(Figure content listings)
........

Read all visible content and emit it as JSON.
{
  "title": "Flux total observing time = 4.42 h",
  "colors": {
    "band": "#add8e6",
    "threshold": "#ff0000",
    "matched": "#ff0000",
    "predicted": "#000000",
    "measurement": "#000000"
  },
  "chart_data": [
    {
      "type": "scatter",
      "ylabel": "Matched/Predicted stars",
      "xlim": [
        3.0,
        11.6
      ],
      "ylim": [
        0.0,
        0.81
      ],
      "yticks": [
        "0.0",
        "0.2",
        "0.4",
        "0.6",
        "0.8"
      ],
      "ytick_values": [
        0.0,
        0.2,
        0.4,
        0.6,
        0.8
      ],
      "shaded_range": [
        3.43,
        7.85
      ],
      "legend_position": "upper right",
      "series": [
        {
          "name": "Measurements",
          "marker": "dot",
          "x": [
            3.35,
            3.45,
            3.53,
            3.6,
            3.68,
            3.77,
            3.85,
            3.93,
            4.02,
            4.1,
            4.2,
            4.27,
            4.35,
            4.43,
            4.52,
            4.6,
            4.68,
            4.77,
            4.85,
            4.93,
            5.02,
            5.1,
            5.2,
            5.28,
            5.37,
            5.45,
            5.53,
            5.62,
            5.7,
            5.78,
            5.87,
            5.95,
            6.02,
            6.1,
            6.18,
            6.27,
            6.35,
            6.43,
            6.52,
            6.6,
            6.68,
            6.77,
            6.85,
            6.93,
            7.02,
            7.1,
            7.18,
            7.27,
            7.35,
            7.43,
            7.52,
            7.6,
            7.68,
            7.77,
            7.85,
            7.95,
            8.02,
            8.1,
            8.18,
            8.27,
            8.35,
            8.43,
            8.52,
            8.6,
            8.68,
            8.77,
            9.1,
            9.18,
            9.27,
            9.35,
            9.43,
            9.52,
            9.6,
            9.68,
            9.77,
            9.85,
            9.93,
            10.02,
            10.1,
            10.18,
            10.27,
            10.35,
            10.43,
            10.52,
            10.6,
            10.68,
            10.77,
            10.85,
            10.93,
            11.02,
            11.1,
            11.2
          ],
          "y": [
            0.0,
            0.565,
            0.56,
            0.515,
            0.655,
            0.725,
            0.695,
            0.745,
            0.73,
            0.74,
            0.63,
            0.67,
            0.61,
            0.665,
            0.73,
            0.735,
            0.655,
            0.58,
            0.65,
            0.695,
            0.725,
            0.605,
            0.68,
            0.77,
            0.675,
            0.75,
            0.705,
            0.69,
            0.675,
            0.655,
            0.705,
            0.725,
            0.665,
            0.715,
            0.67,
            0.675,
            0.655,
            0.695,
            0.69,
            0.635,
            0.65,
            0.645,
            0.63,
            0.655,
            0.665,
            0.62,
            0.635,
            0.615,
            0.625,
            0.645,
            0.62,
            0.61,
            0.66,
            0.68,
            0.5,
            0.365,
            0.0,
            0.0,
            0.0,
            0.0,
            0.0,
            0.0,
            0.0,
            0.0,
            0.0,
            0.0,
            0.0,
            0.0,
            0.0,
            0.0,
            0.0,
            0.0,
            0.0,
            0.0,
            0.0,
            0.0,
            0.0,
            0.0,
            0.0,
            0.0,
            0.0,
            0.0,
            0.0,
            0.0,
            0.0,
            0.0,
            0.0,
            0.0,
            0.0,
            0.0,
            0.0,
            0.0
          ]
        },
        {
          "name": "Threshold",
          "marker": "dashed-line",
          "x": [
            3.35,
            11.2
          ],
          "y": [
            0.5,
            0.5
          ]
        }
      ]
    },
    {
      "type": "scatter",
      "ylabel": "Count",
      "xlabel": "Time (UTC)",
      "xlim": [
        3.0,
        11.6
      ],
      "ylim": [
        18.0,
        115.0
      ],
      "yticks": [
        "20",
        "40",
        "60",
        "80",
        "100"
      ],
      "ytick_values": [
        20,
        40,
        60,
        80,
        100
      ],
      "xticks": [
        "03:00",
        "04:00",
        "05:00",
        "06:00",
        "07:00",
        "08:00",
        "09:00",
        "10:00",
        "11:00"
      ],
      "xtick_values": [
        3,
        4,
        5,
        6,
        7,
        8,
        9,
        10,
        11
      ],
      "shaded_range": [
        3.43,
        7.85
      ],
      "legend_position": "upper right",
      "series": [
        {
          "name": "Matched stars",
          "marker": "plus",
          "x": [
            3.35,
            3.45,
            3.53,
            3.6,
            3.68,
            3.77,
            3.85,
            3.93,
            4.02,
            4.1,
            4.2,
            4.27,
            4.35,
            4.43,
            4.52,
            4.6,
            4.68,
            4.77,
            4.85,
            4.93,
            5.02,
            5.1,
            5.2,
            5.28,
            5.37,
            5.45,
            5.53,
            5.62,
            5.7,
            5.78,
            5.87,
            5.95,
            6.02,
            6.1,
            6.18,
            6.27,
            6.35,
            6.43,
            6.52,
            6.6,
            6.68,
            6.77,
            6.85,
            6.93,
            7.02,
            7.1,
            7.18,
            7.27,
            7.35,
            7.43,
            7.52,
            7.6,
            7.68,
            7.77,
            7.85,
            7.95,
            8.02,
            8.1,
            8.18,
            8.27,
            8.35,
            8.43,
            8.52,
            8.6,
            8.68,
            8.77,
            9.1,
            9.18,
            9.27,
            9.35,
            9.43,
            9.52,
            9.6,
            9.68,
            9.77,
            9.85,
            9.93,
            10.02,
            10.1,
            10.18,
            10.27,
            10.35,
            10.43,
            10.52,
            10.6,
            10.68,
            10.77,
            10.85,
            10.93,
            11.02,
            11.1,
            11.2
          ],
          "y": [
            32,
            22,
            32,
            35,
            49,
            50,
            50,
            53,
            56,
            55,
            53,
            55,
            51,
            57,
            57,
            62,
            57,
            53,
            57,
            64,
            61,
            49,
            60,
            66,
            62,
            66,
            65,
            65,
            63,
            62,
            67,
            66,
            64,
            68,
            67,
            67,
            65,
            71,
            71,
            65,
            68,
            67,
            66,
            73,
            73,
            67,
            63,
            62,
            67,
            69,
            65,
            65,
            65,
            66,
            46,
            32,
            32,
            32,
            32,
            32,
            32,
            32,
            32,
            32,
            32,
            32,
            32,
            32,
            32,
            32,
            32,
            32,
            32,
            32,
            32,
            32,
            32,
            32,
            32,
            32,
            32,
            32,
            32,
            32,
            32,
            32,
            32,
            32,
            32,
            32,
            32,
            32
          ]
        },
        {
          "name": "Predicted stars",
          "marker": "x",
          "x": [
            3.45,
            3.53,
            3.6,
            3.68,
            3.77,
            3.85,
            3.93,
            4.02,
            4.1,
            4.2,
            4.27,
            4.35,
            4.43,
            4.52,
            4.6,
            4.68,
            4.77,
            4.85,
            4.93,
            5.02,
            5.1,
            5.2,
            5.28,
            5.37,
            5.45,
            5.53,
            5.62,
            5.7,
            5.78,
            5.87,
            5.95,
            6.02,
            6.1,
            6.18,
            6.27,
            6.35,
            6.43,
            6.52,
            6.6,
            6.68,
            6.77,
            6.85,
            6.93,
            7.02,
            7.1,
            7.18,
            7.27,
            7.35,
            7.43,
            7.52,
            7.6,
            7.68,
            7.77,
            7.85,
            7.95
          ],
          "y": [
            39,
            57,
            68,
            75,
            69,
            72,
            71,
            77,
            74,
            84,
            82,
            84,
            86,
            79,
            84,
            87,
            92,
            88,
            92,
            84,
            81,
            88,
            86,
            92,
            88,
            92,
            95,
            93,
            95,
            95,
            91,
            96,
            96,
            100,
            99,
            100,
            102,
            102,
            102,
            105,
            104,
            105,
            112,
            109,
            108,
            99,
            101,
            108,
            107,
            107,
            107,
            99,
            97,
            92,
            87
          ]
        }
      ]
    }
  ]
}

........

- What the task asks -
All of the records must be repeated exactly.

- The completed task -
Read all visible content and emit it as JSON.
{
  "title": "Flux total observing time = 4.42 h",
  "colors": {
    "band": "#add8e6",
    "threshold": "#ff0000",
    "matched": "#ff0000",
    "predicted": "#000000",
    "measurement": "#000000"
  },
  "chart_data": [
    {
      "type": "scatter",
      "ylabel": "Matched/Predicted stars",
      "xlim": [
        3.0,
        11.6
      ],
      "ylim": [
        0.0,
        0.81
      ],
      "yticks": [
        "0.0",
        "0.2",
        "0.4",
        "0.6",
        "0.8"
      ],
      "ytick_values": [
        0.0,
        0.2,
        0.4,
        0.6,
        0.8
      ],
      "shaded_range": [
        3.43,
        7.85
      ],
      "legend_position": "upper right",
      "series": [
        {
          "name": "Measurements",
          "marker": "dot",
          "x": [
            3.35,
            3.45,
            3.53,
            3.6,
            3.68,
            3.77,
            3.85,
            3.93,
            4.02,
            4.1,
            4.2,
            4.27,
            4.35,
            4.43,
            4.52,
            4.6,
            4.68,
            4.77,
            4.85,
            4.93,
            5.02,
            5.1,
            5.2,
            5.28,
            5.37,
            5.45,
            5.53,
            5.62,
            5.7,
            5.78,
            5.87,
            5.95,
            6.02,
            6.1,
            6.18,
            6.27,
            6.35,
            6.43,
            6.52,
            6.6,
            6.68,
            6.77,
            6.85,
            6.93,
            7.02,
            7.1,
            7.18,
            7.27,
            7.35,
            7.43,
            7.52,
            7.6,
            7.68,
            7.77,
            7.85,
            7.95,
            8.02,
            8.1,
            8.18,
            8.27,
            8.35,
            8.43,
            8.52,
            8.6,
            8.68,
            8.77,
            9.1,
            9.18,
            9.27,
            9.35,
            9.43,
            9.52,
            9.6,
            9.68,
            9.77,
            9.85,
            9.93,
            10.02,
            10.1,
            10.18,
            10.27,
            10.35,
            10.43,
            10.52,
            10.6,
            10.68,
            10.77,
            10.85,
            10.93,
            11.02,
            11.1,
            11.2
          ],
          "y": [
            0.0,
            0.565,
            0.56,
            0.515,
            0.655,
            0.725,
            0.695,
            0.745,
            0.73,
            0.74,
            0.63,
            0.67,
            0.61,
            0.665,
            0.73,
            0.735,
            0.655,
            0.58,
            0.65,
            0.695,
            0.725,
            0.605,
            0.68,
            0.77,
            0.675,
            0.75,
            0.705,
            0.69,
            0.675,
            0.655,
            0.705,
            0.725,
            0.665,
            0.715,
            0.67,
            0.675,
            0.655,
            0.695,
            0.69,
            0.635,
            0.65,
            0.645,
            0.63,
            0.655,
            0.665,
            0.62,
            0.635,
            0.615,
            0.625,
            0.645,
            0.62,
            0.61,
            0.66,
            0.68,
            0.5,
            0.365,
            0.0,
            0.0,
            0.0,
            0.0,
            0.0,
            0.0,
            0.0,
            0.0,
            0.0,
            0.0,
            0.0,
            0.0,
            0.0,
            0.0,
            0.0,
            0.0,
            0.0,
            0.0,
            0.0,
            0.0,
            0.0,
            0.0,
            0.0,
            0.0,
            0.0,
            0.0,
            0.0,
            0.0,
            0.0,
            0.0,
            0.0,
            0.0,
            0.0,
            0.0,
            0.0,
            0.0
          ]
        },
        {
          "name": "Threshold",
          "marker": "dashed-line",
          "x": [
            3.35,
            11.2
          ],
          "y": [
            0.5,
            0.5
          ]
        }
      ]
    },
    {
      "type": "scatter",
      "ylabel": "Count",
      "xlabel": "Time (UTC)",
      "xlim": [
        3.0,
        11.6
      ],
      "ylim": [
        18.0,
        115.0
      ],
      "yticks": [
        "20",
        "40",
        "60",
        "80",
        "100"
      ],
      "ytick_values": [
        20,
        40,
        60,
        80,
        100
      ],
      "xticks": [
        "03:00",
        "04:00",
        "05:00",
        "06:00",
        "07:00",
        "08:00",
        "09:00",
        "10:00",
        "11:00"
      ],
      "xtick_values": [
        3,
        4,
        5,
        6,
        7,
        8,
        9,
        10,
        11
      ],
      "shaded_range": [
        3.43,
        7.85
      ],
      "legend_position": "upper right",
      "series": [
        {
          "name": "Matched stars",
          "marker": "plus",
          "x": [
            3.35,
            3.45,
            3.53,
            3.6,
            3.68,
            3.77,
            3.85,
            3.93,
            4.02,
            4.1,
            4.2,
            4.27,
            4.35,
            4.43,
            4.52,
            4.6,
            4.68,
            4.77,
            4.85,
            4.93,
            5.02,
            5.1,
            5.2,
            5.28,
            5.37,
            5.45,
            5.53,
            5.62,
            5.7,
            5.78,
            5.87,
            5.95,
            6.02,
            6.1,
            6.18,
            6.27,
            6.35,
            6.43,
            6.52,
            6.6,
            6.68,
            6.77,
            6.85,
            6.93,
            7.02,
            7.1,
            7.18,
            7.27,
            7.35,
            7.43,
            7.52,
            7.6,
            7.68,
            7.77,
            7.85,
            7.95,
            8.02,
            8.1,
            8.18,
            8.27,
            8.35,
            8.43,
            8.52,
            8.6,
            8.68,
            8.77,
            9.1,
            9.18,
            9.27,
            9.35,
            9.43,
            9.52,
            9.6,
            9.68,
            9.77,
            9.85,
            9.93,
            10.02,
            10.1,
            10.18,
            10.27,
            10.35,
            10.43,
            10.52,
            10.6,
            10.68,
            10.77,
            10.85,
            10.93,
            11.02,
            11.1,
            11.2
          ],
          "y": [
            32,
            22,
            32,
            35,
            49,
            50,
            50,
            53,
            56,
            55,
            53,
            55,
            51,
            57,
            57,
            62,
            57,
            53,
            57,
            64,
            61,
            49,
            60,
            66,
            62,
            66,
            65,
            65,
            63,
            62,
            67,
            66,
            64,
            68,
            67,
            67,
            65,
            71,
            71,
            65,
            68,
            67,
            66,
            73,
            73,
            67,
            63,
            62,
            67,
            69,
            65,
            65,
            65,
            66,
            46,
            32,
            32,
            32,
            32,
            32,
            32,
            32,
            32,
            32,
            32,
            32,
            32,
            32,
            32,
            32,
            32,
            32,
            32,
            32,
            32,
            32,
            32,
            32,
            32,
            32,
            32,
            32,
            32,
            32,
            32,
            32,
            32,
            32,
            32,
            32,
            32,
            32
          ]
        },
        {
          "name": "Predicted stars",
          "marker": "x",
          "x": [
            3.45,
            3.53,
            3.6,
            3.68,
            3.77,
            3.85,
            3.93,
            4.02,
            4.1,
            4.2,
            4.27,
            4.35,
            4.43,
            4.52,
            4.6,
            4.68,
            4.77,
            4.85,
            4.93,
            5.02,
            5.1,
            5.2,
            5.28,
            5.37,
            5.45,
            5.53,
            5.62,
            5.7,
            5.78,
            5.87,
            5.95,
            6.02,
            6.1,
            6.18,
            6.27,
            6.35,
            6.43,
            6.52,
            6.6,
            6.68,
            6.77,
            6.85,
            6.93,
            7.02,
            7.1,
            7.18,
            7.27,
            7.35,
            7.43,
            7.52,
            7.6,
            7.68,
            7.77,
            7.85,
            7.95
          ],
          "y": [
            39,
            57,
            68,
            75,
            69,
            72,
            71,
            77,
            74,
            84,
            82,
            84,
            86,
            79,
            84,
            87,
            92,
            88,
            92,
            84,
            81,
            88,
            86,
            92,
            88,
            92,
            95,
            93,
            95,
            95,
            91,
            96,
            96,
            100,
            99,
            100,
            102,
            102,
            102,
            105,
            104,
            105,
            112,
            109,
            108,
            99,
            101,
            108,
            107,
            107,
            107,
            99,
            97,
            92,
            87
          ]
        }
      ]
    }
  ]
}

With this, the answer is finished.